— BEGIN —
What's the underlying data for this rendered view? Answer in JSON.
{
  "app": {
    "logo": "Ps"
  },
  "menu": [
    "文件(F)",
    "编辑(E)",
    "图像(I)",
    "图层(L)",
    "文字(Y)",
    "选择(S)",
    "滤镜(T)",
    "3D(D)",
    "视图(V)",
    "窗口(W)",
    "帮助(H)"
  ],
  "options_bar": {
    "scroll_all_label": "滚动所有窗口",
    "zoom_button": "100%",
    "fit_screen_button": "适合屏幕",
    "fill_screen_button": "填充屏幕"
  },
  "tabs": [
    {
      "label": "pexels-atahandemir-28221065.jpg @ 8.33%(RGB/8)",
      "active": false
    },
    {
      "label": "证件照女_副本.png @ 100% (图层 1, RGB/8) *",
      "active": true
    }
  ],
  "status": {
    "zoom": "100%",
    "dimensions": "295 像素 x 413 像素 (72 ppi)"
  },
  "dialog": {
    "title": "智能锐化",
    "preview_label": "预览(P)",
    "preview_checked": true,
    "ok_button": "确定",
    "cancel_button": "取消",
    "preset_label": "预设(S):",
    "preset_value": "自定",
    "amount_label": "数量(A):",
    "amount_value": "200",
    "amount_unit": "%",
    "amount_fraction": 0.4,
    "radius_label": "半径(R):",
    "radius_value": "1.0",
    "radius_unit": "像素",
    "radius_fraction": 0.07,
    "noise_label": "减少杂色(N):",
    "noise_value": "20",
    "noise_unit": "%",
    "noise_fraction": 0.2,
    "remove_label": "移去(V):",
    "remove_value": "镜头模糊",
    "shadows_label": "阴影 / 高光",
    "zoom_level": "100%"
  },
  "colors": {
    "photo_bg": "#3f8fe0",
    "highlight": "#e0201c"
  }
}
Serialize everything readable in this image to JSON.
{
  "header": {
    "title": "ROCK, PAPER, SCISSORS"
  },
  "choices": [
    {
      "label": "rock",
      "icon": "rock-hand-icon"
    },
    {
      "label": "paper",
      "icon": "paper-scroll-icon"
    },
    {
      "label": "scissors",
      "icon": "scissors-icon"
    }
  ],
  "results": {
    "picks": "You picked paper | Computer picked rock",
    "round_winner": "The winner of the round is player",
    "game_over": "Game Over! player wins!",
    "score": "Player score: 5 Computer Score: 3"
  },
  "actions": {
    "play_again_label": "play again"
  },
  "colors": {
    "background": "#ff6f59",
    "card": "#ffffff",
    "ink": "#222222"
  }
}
— END —
**Aim of the exercise**
Print again the material above, limited to the lines from the one holding "Serialize everything readable" through the last, inclusive.

**Written answer**
Serialize everything readable in this image to JSON.
{
  "header": {
    "title": "ROCK, PAPER, SCISSORS"
  },
  "choices": [
    {
      "label": "rock",
      "icon": "rock-hand-icon"
    },
    {
      "label": "paper",
      "icon": "paper-scroll-icon"
    },
    {
      "label": "scissors",
      "icon": "scissors-icon"
    }
  ],
  "results": {
    "picks": "You picked paper | Computer picked rock",
    "round_winner": "The winner of the round is player",
    "game_over": "Game Over! player wins!",
    "score": "Player score: 5 Computer Score: 3"
  },
  "actions": {
    "play_again_label": "play again"
  },
  "colors": {
    "background": "#ff6f59",
    "card": "#ffffff",
    "ink": "#222222"
  }
}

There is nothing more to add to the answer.